Determine the number of lines containing the word "xlabel", and state that figure alone.

[Stored dataset items]
## Begin
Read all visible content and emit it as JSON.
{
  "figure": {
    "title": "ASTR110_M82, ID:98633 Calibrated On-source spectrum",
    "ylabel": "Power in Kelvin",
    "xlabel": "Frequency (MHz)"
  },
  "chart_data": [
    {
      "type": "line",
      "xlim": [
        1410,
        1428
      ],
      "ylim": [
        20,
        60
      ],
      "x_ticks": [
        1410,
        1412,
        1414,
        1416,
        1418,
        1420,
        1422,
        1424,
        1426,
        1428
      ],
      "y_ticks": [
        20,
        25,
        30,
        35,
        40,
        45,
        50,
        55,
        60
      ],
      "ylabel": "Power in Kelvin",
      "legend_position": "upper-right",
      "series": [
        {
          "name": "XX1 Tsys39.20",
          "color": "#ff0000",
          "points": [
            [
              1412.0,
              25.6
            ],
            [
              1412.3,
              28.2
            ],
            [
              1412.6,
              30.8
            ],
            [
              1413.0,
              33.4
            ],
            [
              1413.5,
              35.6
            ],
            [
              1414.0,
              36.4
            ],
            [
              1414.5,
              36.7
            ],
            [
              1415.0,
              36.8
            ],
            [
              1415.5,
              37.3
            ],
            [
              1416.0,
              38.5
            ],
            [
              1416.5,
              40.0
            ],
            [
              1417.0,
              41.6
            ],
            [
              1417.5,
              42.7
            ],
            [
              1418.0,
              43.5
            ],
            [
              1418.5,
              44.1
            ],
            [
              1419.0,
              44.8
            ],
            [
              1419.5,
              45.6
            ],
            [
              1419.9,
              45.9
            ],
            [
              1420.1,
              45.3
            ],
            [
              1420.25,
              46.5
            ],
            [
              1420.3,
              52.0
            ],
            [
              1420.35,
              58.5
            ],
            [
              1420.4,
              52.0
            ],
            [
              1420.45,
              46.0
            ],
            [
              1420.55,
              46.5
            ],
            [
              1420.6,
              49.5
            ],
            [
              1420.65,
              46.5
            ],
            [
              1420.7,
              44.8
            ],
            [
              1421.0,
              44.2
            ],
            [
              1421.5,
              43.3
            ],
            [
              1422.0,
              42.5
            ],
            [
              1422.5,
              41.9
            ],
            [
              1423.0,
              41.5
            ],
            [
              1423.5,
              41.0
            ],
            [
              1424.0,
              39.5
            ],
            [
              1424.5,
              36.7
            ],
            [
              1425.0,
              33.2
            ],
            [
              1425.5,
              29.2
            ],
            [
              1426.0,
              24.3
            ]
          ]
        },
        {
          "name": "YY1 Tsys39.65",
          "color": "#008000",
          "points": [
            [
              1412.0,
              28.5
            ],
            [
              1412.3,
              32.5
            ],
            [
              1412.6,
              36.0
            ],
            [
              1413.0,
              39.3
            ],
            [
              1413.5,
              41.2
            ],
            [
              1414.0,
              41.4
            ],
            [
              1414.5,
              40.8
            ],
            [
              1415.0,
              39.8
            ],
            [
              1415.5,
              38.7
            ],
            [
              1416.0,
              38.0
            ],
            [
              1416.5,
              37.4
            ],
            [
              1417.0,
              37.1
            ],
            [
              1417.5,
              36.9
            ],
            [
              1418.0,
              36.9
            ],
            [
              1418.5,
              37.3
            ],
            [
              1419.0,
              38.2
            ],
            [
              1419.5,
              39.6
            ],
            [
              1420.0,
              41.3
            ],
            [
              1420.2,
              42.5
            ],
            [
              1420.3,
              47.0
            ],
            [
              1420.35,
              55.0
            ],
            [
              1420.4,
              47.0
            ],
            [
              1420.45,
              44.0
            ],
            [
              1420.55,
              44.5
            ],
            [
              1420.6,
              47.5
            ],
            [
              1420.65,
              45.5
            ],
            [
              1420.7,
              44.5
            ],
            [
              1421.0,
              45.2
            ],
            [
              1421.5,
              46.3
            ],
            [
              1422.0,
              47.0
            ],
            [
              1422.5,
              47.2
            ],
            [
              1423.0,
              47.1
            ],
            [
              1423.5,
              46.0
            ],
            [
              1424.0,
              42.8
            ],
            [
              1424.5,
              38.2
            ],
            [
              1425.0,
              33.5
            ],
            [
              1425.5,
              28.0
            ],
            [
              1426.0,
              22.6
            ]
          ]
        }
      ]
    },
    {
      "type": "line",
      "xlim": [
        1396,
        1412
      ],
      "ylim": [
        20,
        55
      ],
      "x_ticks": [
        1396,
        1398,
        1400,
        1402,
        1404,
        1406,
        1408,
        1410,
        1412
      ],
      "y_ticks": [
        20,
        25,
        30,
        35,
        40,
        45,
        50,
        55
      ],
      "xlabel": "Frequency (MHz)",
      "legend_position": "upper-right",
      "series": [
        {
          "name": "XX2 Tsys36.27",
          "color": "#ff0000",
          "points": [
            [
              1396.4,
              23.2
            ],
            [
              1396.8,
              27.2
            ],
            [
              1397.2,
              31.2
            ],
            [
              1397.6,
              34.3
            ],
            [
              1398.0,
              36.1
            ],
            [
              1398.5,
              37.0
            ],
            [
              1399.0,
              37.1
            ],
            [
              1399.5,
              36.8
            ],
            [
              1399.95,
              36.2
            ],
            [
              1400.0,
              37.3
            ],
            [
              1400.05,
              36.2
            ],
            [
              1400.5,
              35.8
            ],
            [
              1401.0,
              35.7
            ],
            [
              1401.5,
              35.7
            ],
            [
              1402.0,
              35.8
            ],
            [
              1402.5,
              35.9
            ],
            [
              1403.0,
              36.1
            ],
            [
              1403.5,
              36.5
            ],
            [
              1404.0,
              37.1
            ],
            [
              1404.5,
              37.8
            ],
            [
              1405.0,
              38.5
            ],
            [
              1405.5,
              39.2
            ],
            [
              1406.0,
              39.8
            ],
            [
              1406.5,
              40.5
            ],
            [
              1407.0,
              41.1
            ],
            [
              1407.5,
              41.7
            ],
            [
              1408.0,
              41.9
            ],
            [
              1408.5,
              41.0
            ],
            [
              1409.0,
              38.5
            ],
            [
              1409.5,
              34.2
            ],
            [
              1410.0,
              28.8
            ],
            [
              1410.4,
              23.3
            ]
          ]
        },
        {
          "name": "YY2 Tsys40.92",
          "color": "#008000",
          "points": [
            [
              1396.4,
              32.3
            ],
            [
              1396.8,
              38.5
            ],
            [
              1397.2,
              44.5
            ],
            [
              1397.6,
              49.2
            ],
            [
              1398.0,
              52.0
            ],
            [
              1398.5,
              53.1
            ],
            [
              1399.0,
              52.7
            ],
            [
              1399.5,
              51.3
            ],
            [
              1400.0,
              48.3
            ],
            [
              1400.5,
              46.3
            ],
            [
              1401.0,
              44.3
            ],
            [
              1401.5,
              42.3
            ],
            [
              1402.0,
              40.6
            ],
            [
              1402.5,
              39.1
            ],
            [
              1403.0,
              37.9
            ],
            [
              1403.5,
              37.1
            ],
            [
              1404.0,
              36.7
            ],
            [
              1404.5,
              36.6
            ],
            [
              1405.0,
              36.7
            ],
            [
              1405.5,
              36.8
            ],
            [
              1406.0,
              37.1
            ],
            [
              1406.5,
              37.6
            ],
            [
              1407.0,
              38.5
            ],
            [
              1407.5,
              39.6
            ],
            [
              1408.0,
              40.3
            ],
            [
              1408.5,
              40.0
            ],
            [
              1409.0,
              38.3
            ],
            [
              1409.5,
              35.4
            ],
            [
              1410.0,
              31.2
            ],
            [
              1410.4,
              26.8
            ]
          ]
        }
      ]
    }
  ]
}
## End
■ **Result of this exercise**:
2